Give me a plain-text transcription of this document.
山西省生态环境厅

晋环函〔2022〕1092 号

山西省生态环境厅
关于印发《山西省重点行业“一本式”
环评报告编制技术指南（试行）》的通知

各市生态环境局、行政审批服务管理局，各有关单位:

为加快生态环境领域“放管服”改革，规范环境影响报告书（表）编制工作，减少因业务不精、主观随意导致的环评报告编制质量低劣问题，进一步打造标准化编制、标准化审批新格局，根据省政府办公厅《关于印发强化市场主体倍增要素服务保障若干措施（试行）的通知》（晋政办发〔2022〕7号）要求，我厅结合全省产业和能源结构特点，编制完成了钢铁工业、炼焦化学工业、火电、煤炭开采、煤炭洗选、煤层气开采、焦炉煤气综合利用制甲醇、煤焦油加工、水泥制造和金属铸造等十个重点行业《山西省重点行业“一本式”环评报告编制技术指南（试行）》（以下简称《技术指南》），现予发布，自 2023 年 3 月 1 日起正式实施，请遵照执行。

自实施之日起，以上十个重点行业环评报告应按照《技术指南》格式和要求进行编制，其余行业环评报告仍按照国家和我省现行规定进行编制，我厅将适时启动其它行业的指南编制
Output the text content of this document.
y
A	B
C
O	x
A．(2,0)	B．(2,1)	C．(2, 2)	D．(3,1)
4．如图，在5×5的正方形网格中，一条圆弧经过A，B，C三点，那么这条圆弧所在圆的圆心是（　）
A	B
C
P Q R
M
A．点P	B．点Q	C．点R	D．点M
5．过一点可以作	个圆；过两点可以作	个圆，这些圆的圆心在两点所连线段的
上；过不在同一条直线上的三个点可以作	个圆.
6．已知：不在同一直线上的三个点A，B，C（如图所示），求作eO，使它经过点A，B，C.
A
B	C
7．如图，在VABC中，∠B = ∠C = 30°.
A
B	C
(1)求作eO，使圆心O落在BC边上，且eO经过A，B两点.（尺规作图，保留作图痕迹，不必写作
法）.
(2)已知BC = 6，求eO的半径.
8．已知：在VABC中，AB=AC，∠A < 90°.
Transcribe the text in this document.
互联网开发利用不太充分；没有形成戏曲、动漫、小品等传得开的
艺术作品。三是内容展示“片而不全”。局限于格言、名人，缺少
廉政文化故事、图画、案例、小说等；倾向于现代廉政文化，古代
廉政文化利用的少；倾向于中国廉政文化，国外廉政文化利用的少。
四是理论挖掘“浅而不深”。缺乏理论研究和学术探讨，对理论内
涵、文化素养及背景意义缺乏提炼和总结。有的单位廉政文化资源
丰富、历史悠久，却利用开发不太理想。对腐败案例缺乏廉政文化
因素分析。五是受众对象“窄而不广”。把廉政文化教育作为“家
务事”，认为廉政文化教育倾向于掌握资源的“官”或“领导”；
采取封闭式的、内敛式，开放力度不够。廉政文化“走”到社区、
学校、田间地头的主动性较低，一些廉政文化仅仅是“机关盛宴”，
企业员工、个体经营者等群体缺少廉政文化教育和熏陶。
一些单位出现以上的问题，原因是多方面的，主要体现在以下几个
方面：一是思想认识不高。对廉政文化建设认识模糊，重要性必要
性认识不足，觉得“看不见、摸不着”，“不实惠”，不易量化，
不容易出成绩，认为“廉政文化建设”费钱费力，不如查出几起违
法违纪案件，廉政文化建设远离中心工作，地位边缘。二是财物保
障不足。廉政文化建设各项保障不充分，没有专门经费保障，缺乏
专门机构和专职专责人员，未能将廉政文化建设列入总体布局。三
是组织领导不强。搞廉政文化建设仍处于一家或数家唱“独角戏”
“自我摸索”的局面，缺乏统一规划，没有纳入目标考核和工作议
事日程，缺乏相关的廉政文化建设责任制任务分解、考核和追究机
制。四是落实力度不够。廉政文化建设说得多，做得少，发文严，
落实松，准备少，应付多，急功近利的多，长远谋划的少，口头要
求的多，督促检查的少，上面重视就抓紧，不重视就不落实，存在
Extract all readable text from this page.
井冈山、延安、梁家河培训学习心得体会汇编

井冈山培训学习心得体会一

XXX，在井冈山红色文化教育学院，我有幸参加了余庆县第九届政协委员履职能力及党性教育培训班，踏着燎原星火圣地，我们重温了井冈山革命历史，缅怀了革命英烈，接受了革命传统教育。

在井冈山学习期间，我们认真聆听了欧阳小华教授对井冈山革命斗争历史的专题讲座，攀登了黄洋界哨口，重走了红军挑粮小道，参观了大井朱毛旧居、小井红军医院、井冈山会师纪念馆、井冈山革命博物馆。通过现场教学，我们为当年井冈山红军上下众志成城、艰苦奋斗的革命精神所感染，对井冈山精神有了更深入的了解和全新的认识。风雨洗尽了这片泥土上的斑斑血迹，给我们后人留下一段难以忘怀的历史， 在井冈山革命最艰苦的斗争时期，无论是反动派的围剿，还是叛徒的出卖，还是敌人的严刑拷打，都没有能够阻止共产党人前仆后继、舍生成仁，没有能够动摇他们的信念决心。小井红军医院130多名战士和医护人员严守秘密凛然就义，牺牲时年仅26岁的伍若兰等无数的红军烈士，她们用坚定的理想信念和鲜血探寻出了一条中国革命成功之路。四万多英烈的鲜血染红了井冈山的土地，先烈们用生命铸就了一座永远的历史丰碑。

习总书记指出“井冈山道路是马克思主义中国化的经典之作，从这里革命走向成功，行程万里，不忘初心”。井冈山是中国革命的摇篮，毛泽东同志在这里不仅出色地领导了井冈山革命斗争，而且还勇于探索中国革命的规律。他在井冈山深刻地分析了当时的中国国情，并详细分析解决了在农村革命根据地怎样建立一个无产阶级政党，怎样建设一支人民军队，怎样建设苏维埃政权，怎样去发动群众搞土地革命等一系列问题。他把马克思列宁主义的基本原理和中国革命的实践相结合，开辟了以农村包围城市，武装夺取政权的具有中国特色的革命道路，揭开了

+ + + + +

(Problem statement):
Gather and copy every line of the data in which the string "求作eO" is found.

(Solution to this exercise):
6．已知：不在同一直线上的三个点A，B，C（如图所示），求作eO，使它经过点A，B，C.
(1)求作eO，使圆心O落在BC边上，且eO经过A，B两点.（尺规作图，保留作图痕迹，不必写作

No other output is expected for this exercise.